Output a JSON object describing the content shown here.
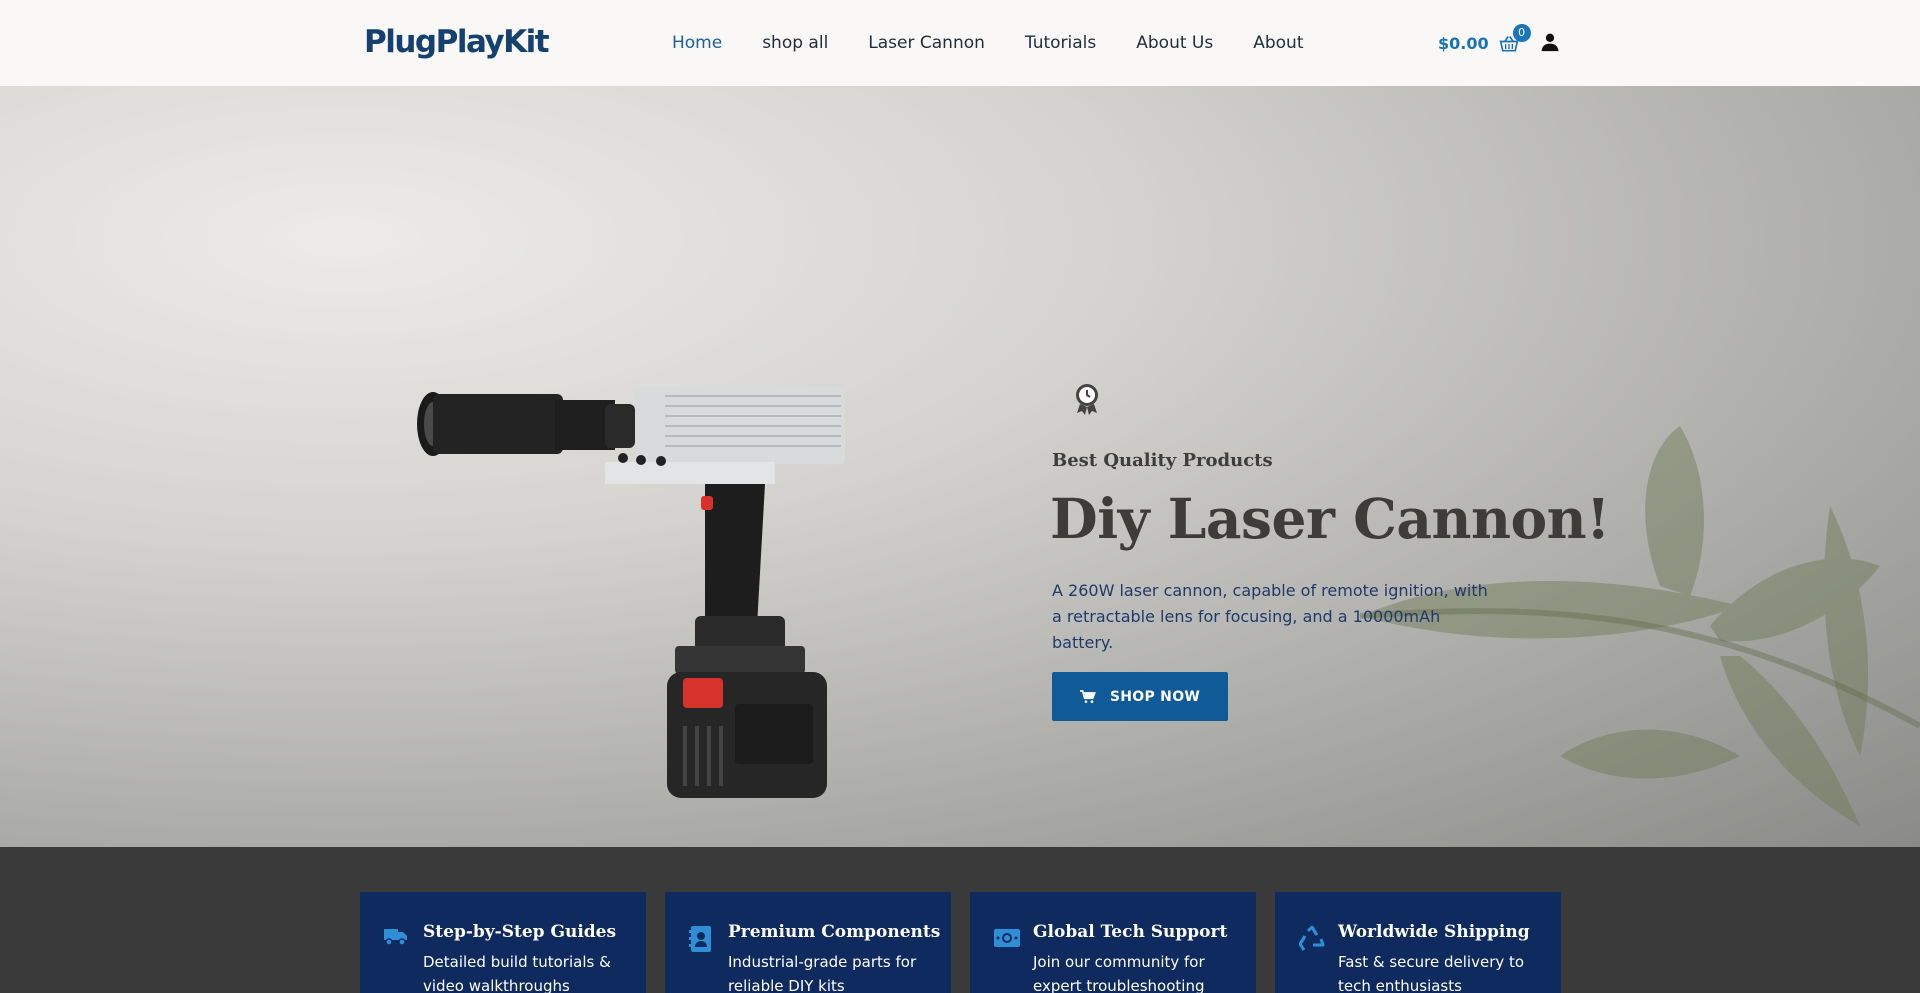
{
  "header": {
    "logo_text_a": "Plug",
    "logo_text_b": "PlayKit",
    "nav": [
      {
        "label": "Home",
        "active": true
      },
      {
        "label": "shop all"
      },
      {
        "label": "Laser Cannon"
      },
      {
        "label": "Tutorials"
      },
      {
        "label": "About Us"
      },
      {
        "label": "About"
      }
    ],
    "cart_total": "$0.00",
    "cart_count": "0",
    "icons": {
      "cart": "basket-icon",
      "user": "user-icon"
    }
  },
  "hero": {
    "eyebrow": "Best Quality Products",
    "title": "Diy Laser Cannon!",
    "description": "A 260W laser cannon, capable of remote ignition, with a retractable lens for focusing, and a 10000mAh battery.",
    "cta_label": "SHOP NOW",
    "icons": {
      "badge": "award-badge-icon",
      "cta": "cart-icon"
    }
  },
  "features": [
    {
      "title": "Step-by-Step Guides",
      "text": "Detailed build tutorials & video walkthroughs",
      "icon": "truck-icon"
    },
    {
      "title": "Premium Components",
      "text": "Industrial-grade parts for reliable DIY kits",
      "icon": "contact-book-icon"
    },
    {
      "title": "Global Tech Support",
      "text": "Join our community for expert troubleshooting",
      "icon": "money-icon"
    },
    {
      "title": "Worldwide Shipping",
      "text": "Fast & secure delivery to tech enthusiasts",
      "icon": "recycle-icon"
    }
  ],
  "colors": {
    "brand": "#15406f",
    "accent": "#0f5a97",
    "card_bg": "#0f2a5e",
    "icon_blue": "#2e8fd6"
  }
}
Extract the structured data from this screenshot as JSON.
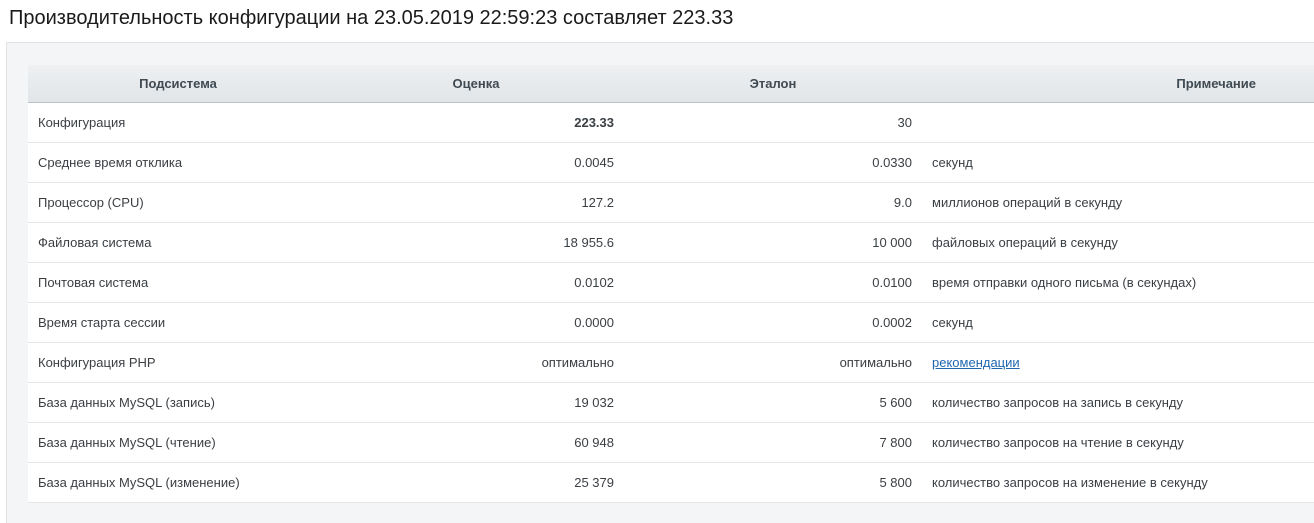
{
  "title": "Производительность конфигурации на 23.05.2019 22:59:23 составляет 223.33",
  "columns": {
    "subsystem": "Подсистема",
    "score": "Оценка",
    "reference": "Эталон",
    "note": "Примечание"
  },
  "rows": [
    {
      "subsystem": "Конфигурация",
      "score": "223.33",
      "reference": "30",
      "note": ""
    },
    {
      "subsystem": "Среднее время отклика",
      "score": "0.0045",
      "reference": "0.0330",
      "note": "секунд"
    },
    {
      "subsystem": "Процессор (CPU)",
      "score": "127.2",
      "reference": "9.0",
      "note": "миллионов операций в секунду"
    },
    {
      "subsystem": "Файловая система",
      "score": "18 955.6",
      "reference": "10 000",
      "note": "файловых операций в секунду"
    },
    {
      "subsystem": "Почтовая система",
      "score": "0.0102",
      "reference": "0.0100",
      "note": "время отправки одного письма (в секундах)"
    },
    {
      "subsystem": "Время старта сессии",
      "score": "0.0000",
      "reference": "0.0002",
      "note": "секунд"
    },
    {
      "subsystem": "Конфигурация PHP",
      "score": "оптимально",
      "reference": "оптимально",
      "note": "рекомендации"
    },
    {
      "subsystem": "База данных MySQL (запись)",
      "score": "19 032",
      "reference": "5 600",
      "note": "количество запросов на запись в секунду"
    },
    {
      "subsystem": "База данных MySQL (чтение)",
      "score": "60 948",
      "reference": "7 800",
      "note": "количество запросов на чтение в секунду"
    },
    {
      "subsystem": "База данных MySQL (изменение)",
      "score": "25 379",
      "reference": "5 800",
      "note": "количество запросов на изменение в секунду"
    }
  ],
  "colors": {
    "link": "#2067b0",
    "header_bg": "#e6e9ec",
    "panel_bg": "#f3f5f7"
  }
}
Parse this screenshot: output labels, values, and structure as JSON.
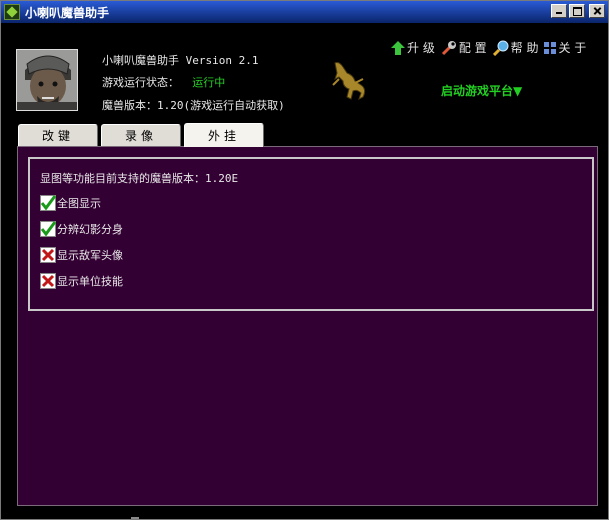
{
  "window": {
    "title": "小喇叭魔兽助手"
  },
  "header": {
    "app_name": "小喇叭魔兽助手 Version 2.1",
    "status_label": "游戏运行状态：",
    "status_value": "运行中",
    "version_text": "魔兽版本：1.20(游戏运行自动获取)"
  },
  "toolbar": {
    "upgrade": "升 级",
    "config": "配 置",
    "help": "帮 助",
    "about": "关 于"
  },
  "launch_platform": "启动游戏平台▼",
  "tabs": [
    {
      "label": "改键",
      "active": false
    },
    {
      "label": "录像",
      "active": false
    },
    {
      "label": "外挂",
      "active": true
    }
  ],
  "plugin": {
    "support_text": "显图等功能目前支持的魔兽版本：1.20E",
    "options": [
      {
        "label": "全图显示",
        "checked": true
      },
      {
        "label": "分辨幻影分身",
        "checked": true
      },
      {
        "label": "显示敌军头像",
        "checked": false
      },
      {
        "label": "显示单位技能",
        "checked": false
      }
    ]
  },
  "colors": {
    "status_green": "#26d026",
    "panel_purple": "#330033"
  },
  "icons": [
    "warcraft-app-icon",
    "up-arrow-icon",
    "wrench-icon",
    "magnifier-icon",
    "grid-icon",
    "lizard-icon"
  ]
}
- - -
- _What you will do_:
Reproduce the material in its entirety and word for word, without the pictures.

- _Answer to this problem_:
Output a JSON object describing the content shown here.
{
  "header": {
    "logo_text_a": "Plug",
    "logo_text_b": "PlayKit",
    "nav": [
      {
        "label": "Home",
        "active": true
      },
      {
        "label": "shop all"
      },
      {
        "label": "Laser Cannon"
      },
      {
        "label": "Tutorials"
      },
      {
        "label": "About Us"
      },
      {
        "label": "About"
      }
    ],
    "cart_total": "$0.00",
    "cart_count": "0",
    "icons": {
      "cart": "basket-icon",
      "user": "user-icon"
    }
  },
  "hero": {
    "eyebrow": "Best Quality Products",
    "title": "Diy Laser Cannon!",
    "description": "A 260W laser cannon, capable of remote ignition, with a retractable lens for focusing, and a 10000mAh battery.",
    "cta_label": "SHOP NOW",
    "icons": {
      "badge": "award-badge-icon",
      "cta": "cart-icon"
    }
  },
  "features": [
    {
      "title": "Step-by-Step Guides",
      "text": "Detailed build tutorials & video walkthroughs",
      "icon": "truck-icon"
    },
    {
      "title": "Premium Components",
      "text": "Industrial-grade parts for reliable DIY kits",
      "icon": "contact-book-icon"
    },
    {
      "title": "Global Tech Support",
      "text": "Join our community for expert troubleshooting",
      "icon": "money-icon"
    },
    {
      "title": "Worldwide Shipping",
      "text": "Fast & secure delivery to tech enthusiasts",
      "icon": "recycle-icon"
    }
  ],
  "colors": {
    "brand": "#15406f",
    "accent": "#0f5a97",
    "card_bg": "#0f2a5e",
    "icon_blue": "#2e8fd6"
  }
}
Extract the structured data from this screenshot as JSON.
{
  "title": "Производительность конфигурации на 23.05.2019 22:59:23 составляет 223.33",
  "columns": {
    "subsystem": "Подсистема",
    "score": "Оценка",
    "reference": "Эталон",
    "note": "Примечание"
  },
  "rows": [
    {
      "subsystem": "Конфигурация",
      "score": "223.33",
      "reference": "30",
      "note": ""
    },
    {
      "subsystem": "Среднее время отклика",
      "score": "0.0045",
      "reference": "0.0330",
      "note": "секунд"
    },
    {
      "subsystem": "Процессор (CPU)",
      "score": "127.2",
      "reference": "9.0",
      "note": "миллионов операций в секунду"
    },
    {
      "subsystem": "Файловая система",
      "score": "18 955.6",
      "reference": "10 000",
      "note": "файловых операций в секунду"
    },
    {
      "subsystem": "Почтовая система",
      "score": "0.0102",
      "reference": "0.0100",
      "note": "время отправки одного письма (в секундах)"
    },
    {
      "subsystem": "Время старта сессии",
      "score": "0.0000",
      "reference": "0.0002",
      "note": "секунд"
    },
    {
      "subsystem": "Конфигурация PHP",
      "score": "оптимально",
      "reference": "оптимально",
      "note": "рекомендации"
    },
    {
      "subsystem": "База данных MySQL (запись)",
      "score": "19 032",
      "reference": "5 600",
      "note": "количество запросов на запись в секунду"
    },
    {
      "subsystem": "База данных MySQL (чтение)",
      "score": "60 948",
      "reference": "7 800",
      "note": "количество запросов на чтение в секунду"
    },
    {
      "subsystem": "База данных MySQL (изменение)",
      "score": "25 379",
      "reference": "5 800",
      "note": "количество запросов на изменение в секунду"
    }
  ],
  "colors": {
    "link": "#2067b0",
    "header_bg": "#e6e9ec",
    "panel_bg": "#f3f5f7"
  }
}
Parse this screenshot: output labels, values, and structure as JSON.
{
  "window": {
    "title": "小喇叭魔兽助手"
  },
  "header": {
    "app_name": "小喇叭魔兽助手 Version 2.1",
    "status_label": "游戏运行状态：",
    "status_value": "运行中",
    "version_text": "魔兽版本：1.20(游戏运行自动获取)"
  },
  "toolbar": {
    "upgrade": "升 级",
    "config": "配 置",
    "help": "帮 助",
    "about": "关 于"
  },
  "launch_platform": "启动游戏平台▼",
  "tabs": [
    {
      "label": "改键",
      "active": false
    },
    {
      "label": "录像",
      "active": false
    },
    {
      "label": "外挂",
      "active": true
    }
  ],
  "plugin": {
    "support_text": "显图等功能目前支持的魔兽版本：1.20E",
    "options": [
      {
        "label": "全图显示",
        "checked": true
      },
      {
        "label": "分辨幻影分身",
        "checked": true
      },
      {
        "label": "显示敌军头像",
        "checked": false
      },
      {
        "label": "显示单位技能",
        "checked": false
      }
    ]
  },
  "colors": {
    "status_green": "#26d026",
    "panel_purple": "#330033"
  },
  "icons": [
    "warcraft-app-icon",
    "up-arrow-icon",
    "wrench-icon",
    "magnifier-icon",
    "grid-icon",
    "lizard-icon"
  ]
}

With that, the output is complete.